++++ Records for the exercise

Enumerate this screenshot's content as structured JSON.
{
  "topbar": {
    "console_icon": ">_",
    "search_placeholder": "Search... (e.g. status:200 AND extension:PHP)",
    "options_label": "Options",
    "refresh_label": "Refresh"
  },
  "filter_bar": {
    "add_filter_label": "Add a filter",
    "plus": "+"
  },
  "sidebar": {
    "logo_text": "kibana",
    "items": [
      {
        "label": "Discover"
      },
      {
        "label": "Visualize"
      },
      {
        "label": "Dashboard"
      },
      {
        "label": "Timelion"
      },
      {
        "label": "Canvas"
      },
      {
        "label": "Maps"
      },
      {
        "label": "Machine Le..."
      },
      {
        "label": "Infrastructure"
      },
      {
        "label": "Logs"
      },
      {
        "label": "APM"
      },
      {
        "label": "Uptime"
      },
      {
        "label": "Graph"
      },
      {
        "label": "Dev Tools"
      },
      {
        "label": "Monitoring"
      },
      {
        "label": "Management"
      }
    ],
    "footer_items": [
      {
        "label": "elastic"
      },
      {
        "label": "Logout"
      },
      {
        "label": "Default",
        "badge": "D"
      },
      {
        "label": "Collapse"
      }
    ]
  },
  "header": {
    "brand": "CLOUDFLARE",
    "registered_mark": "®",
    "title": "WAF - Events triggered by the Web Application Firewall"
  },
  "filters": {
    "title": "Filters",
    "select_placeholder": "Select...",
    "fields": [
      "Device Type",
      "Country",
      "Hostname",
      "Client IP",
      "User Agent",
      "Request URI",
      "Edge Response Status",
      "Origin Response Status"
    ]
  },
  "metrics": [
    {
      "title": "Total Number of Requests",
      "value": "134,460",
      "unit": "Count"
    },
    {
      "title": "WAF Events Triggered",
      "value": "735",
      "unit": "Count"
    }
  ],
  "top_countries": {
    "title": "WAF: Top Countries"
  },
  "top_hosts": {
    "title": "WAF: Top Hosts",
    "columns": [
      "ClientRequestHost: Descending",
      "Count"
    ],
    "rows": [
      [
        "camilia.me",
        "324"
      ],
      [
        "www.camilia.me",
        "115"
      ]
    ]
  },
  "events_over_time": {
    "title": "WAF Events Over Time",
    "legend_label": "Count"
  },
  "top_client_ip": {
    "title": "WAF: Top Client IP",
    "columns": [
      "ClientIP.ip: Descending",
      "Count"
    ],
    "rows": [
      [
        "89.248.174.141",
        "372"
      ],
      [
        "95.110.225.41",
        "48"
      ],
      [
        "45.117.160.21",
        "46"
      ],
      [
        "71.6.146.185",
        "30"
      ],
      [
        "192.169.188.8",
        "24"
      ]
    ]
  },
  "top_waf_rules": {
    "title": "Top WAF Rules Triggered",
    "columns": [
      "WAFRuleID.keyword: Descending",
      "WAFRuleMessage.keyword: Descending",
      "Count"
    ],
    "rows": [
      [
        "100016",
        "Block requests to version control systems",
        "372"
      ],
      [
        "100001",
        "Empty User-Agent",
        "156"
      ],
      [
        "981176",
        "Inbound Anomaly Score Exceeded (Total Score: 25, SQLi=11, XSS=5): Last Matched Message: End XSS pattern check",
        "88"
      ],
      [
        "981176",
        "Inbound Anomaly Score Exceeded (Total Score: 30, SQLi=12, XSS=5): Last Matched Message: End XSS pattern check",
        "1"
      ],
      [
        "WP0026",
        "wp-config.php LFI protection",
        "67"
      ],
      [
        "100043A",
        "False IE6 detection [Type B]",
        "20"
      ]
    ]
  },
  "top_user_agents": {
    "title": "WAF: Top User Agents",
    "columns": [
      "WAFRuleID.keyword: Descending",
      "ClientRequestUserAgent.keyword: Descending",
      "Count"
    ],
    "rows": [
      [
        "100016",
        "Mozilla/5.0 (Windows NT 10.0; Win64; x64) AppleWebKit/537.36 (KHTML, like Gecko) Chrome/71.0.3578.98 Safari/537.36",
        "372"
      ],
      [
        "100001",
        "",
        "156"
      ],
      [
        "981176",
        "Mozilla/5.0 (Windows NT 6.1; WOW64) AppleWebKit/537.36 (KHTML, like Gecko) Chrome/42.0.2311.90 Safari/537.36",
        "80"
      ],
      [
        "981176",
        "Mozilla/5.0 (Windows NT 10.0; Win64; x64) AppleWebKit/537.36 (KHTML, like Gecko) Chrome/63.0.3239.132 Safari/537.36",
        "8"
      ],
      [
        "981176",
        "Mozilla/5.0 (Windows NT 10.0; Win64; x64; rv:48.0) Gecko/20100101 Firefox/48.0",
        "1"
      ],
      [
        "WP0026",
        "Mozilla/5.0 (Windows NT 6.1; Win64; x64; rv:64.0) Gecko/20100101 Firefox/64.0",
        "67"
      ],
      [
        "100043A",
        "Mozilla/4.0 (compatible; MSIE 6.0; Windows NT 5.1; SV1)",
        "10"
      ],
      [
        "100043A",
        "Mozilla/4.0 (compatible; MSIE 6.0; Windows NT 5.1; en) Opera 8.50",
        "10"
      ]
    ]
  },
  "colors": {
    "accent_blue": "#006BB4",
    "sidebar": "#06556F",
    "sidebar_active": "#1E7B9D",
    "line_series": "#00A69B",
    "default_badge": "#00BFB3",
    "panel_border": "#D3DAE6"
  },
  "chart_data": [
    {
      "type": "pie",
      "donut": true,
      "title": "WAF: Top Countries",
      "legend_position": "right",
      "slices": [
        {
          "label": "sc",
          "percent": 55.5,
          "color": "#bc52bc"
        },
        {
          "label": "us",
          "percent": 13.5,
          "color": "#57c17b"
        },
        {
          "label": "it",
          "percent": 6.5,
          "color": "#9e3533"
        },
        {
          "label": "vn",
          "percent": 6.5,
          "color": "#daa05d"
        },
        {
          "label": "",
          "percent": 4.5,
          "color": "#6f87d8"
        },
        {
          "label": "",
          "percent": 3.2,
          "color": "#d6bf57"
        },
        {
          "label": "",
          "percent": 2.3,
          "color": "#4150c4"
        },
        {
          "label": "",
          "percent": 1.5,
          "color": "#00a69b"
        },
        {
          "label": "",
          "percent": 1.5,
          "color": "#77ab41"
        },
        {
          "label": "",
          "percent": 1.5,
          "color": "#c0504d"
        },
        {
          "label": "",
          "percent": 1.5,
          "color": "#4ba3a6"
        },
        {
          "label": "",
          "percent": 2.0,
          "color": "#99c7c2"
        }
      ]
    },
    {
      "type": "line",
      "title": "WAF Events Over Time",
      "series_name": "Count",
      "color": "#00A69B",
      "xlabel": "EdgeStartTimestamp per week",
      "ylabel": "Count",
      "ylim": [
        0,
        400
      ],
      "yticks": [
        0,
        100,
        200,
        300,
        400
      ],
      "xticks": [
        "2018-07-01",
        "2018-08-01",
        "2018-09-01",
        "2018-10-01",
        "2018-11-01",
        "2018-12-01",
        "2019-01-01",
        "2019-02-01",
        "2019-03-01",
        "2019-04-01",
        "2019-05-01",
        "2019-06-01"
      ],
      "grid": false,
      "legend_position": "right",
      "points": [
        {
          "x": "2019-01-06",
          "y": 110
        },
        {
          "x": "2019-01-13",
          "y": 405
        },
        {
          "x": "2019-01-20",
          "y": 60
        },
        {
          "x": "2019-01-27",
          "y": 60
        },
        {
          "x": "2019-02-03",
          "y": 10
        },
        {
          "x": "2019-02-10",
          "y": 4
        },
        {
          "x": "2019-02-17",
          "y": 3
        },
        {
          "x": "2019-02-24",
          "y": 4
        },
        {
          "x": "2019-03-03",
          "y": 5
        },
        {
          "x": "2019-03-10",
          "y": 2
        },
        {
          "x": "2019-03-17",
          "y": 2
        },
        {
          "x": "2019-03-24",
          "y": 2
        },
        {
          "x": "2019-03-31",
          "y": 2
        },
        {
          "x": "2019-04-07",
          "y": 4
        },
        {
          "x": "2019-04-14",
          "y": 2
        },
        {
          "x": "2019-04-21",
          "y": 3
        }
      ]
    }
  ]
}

++++++++

# Stated task:
Find every line in the records above that holds the word "keyword", and copy each one.

# Output below:
      "WAFRuleID.keyword: Descending",
      "WAFRuleMessage.keyword: Descending",
      "WAFRuleID.keyword: Descending",
      "ClientRequestUserAgent.keyword: Descending",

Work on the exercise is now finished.